[Stored data]
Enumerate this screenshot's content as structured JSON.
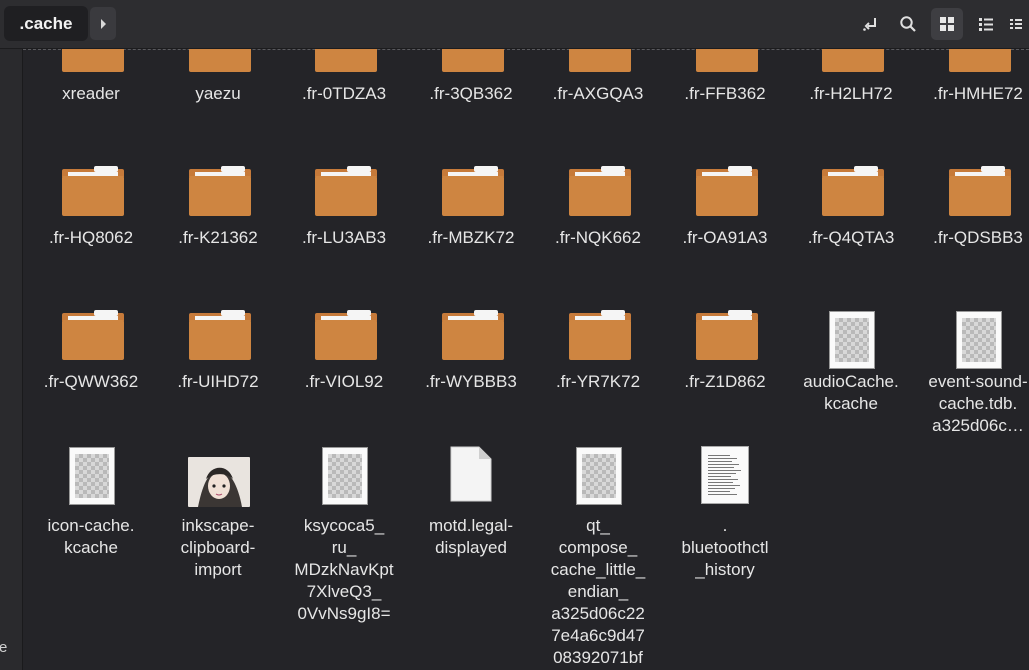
{
  "header": {
    "breadcrumb": ".cache",
    "icons": [
      "path-jump-icon",
      "search-icon",
      "grid-view-icon",
      "list-view-icon",
      "menu-icon"
    ]
  },
  "sidebar": {
    "fragment": "e"
  },
  "files": {
    "row1": [
      "xreader",
      "yaezu",
      ".fr-0TDZA3",
      ".fr-3QB362",
      ".fr-AXGQA3",
      ".fr-FFB362",
      ".fr-H2LH72",
      ".fr-HMHE72"
    ],
    "row2": [
      ".fr-HQ8062",
      ".fr-K21362",
      ".fr-LU3AB3",
      ".fr-MBZK72",
      ".fr-NQK662",
      ".fr-OA91A3",
      ".fr-Q4QTA3",
      ".fr-QDSBB3"
    ],
    "row3": [
      ".fr-QWW362",
      ".fr-UIHD72",
      ".fr-VIOL92",
      ".fr-WYBBB3",
      ".fr-YR7K72",
      ".fr-Z1D862",
      "audioCache.\nkcache",
      "event-sound-\ncache.tdb.\na325d06c…"
    ],
    "row4": [
      "icon-cache.\nkcache",
      "inkscape-\nclipboard-\nimport",
      "ksycoca5_\nru_\nMDzkNavKpt\n7XlveQ3_\n0VvNs9gI8=",
      "motd.legal-\ndisplayed",
      "qt_\ncompose_\ncache_little_\nendian_\na325d06c22\n7e4a6c9d47\n08392071bf",
      ".\nbluetoothctl\n_history"
    ]
  }
}
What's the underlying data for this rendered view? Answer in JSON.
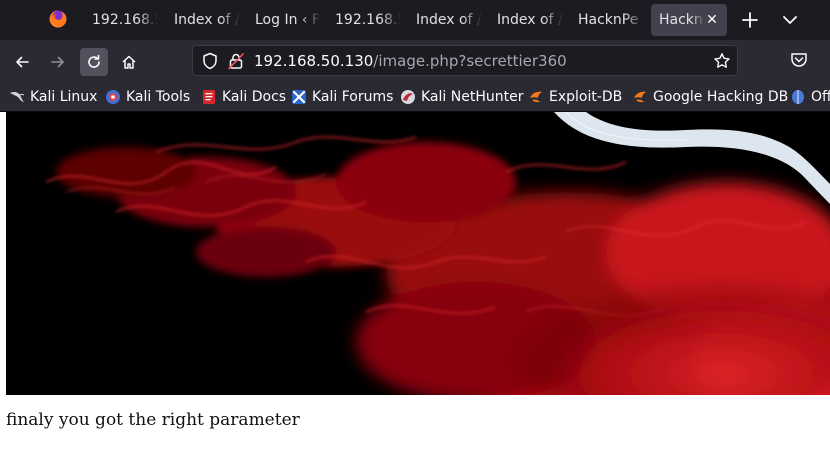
{
  "browser": {
    "tabs": [
      {
        "label": "192.168.5"
      },
      {
        "label": "Index of /"
      },
      {
        "label": "Log In ‹ F"
      },
      {
        "label": "192.168.5"
      },
      {
        "label": "Index of /"
      },
      {
        "label": "Index of /"
      },
      {
        "label": "HacknPe"
      },
      {
        "label": "Hackn",
        "active": true
      }
    ],
    "close_glyph": "✕",
    "url_host": "192.168.50.130",
    "url_path": "/image.php?secrettier360",
    "bookmarks": [
      {
        "label": "Kali Linux",
        "icon": "kali-dragon-icon"
      },
      {
        "label": "Kali Tools",
        "icon": "kali-tools-icon"
      },
      {
        "label": "Kali Docs",
        "icon": "kali-docs-icon"
      },
      {
        "label": "Kali Forums",
        "icon": "kali-forums-icon"
      },
      {
        "label": "Kali NetHunter",
        "icon": "nethunter-icon"
      },
      {
        "label": "Exploit-DB",
        "icon": "exploit-db-icon"
      },
      {
        "label": "Google Hacking DB",
        "icon": "ghdb-icon"
      },
      {
        "label": "Off",
        "icon": "offsec-icon"
      }
    ]
  },
  "page": {
    "caption": "finaly you got the right parameter"
  },
  "colors": {
    "tabstrip_bg": "#1c1b22",
    "toolbar_bg": "#2b2a33",
    "active_tab": "#42414d",
    "smoke_red": "#c8141a"
  }
}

» TASK REQUIREMENTS
Return only the number of lines in the data that contain "JSON".

» FULL ANSWER
2